Problem to work on: Set down again each entry exactly as it reads, pictures excluded.

:: Records supplied ::

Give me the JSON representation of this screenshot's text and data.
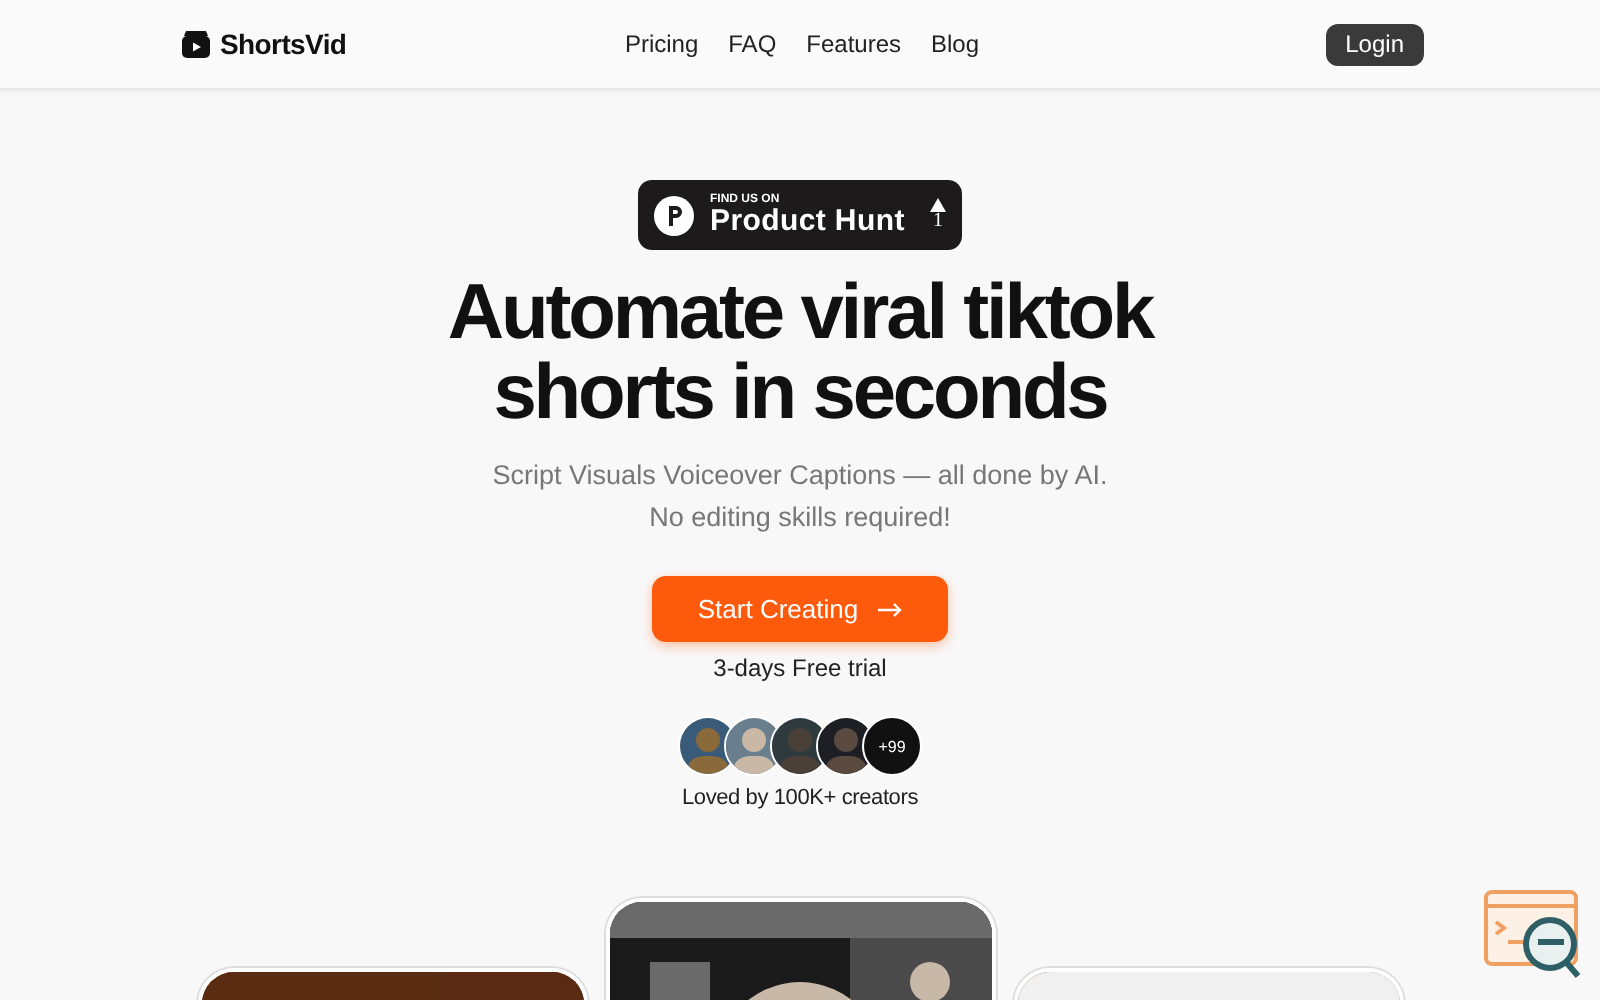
{
  "header": {
    "brand": "ShortsVid",
    "nav": [
      {
        "label": "Pricing"
      },
      {
        "label": "FAQ"
      },
      {
        "label": "Features"
      },
      {
        "label": "Blog"
      }
    ],
    "login": "Login"
  },
  "badge": {
    "eyebrow": "FIND US ON",
    "name": "Product Hunt",
    "votes": "1"
  },
  "hero": {
    "headline_lines": [
      "Automate viral tiktok",
      "shorts in seconds"
    ],
    "subtitle_lines": [
      "Script Visuals Voiceover Captions — all done by AI.",
      "No editing skills required!"
    ],
    "cta": "Start Creating",
    "trial": "3-days Free trial"
  },
  "social_proof": {
    "avatars": [
      {
        "kind": "picture"
      },
      {
        "kind": "picture"
      },
      {
        "kind": "picture"
      },
      {
        "kind": "picture"
      }
    ],
    "more": "+99",
    "caption": "Loved by 100K+ creators"
  },
  "videos": [
    {
      "kind": "picture",
      "raised": false
    },
    {
      "kind": "picture",
      "raised": true
    },
    {
      "kind": "picture",
      "raised": false
    }
  ]
}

:::

Answer to this exercise:
Give me the JSON representation of this screenshot's text and data.
{
  "header": {
    "brand": "ShortsVid",
    "nav": [
      {
        "label": "Pricing"
      },
      {
        "label": "FAQ"
      },
      {
        "label": "Features"
      },
      {
        "label": "Blog"
      }
    ],
    "login": "Login"
  },
  "badge": {
    "eyebrow": "FIND US ON",
    "name": "Product Hunt",
    "votes": "1"
  },
  "hero": {
    "headline_lines": [
      "Automate viral tiktok",
      "shorts in seconds"
    ],
    "subtitle_lines": [
      "Script Visuals Voiceover Captions — all done by AI.",
      "No editing skills required!"
    ],
    "cta": "Start Creating",
    "trial": "3-days Free trial"
  },
  "social_proof": {
    "avatars": [
      {
        "kind": "picture"
      },
      {
        "kind": "picture"
      },
      {
        "kind": "picture"
      },
      {
        "kind": "picture"
      }
    ],
    "more": "+99",
    "caption": "Loved by 100K+ creators"
  },
  "videos": [
    {
      "kind": "picture",
      "raised": false
    },
    {
      "kind": "picture",
      "raised": true
    },
    {
      "kind": "picture",
      "raised": false
    }
  ]
}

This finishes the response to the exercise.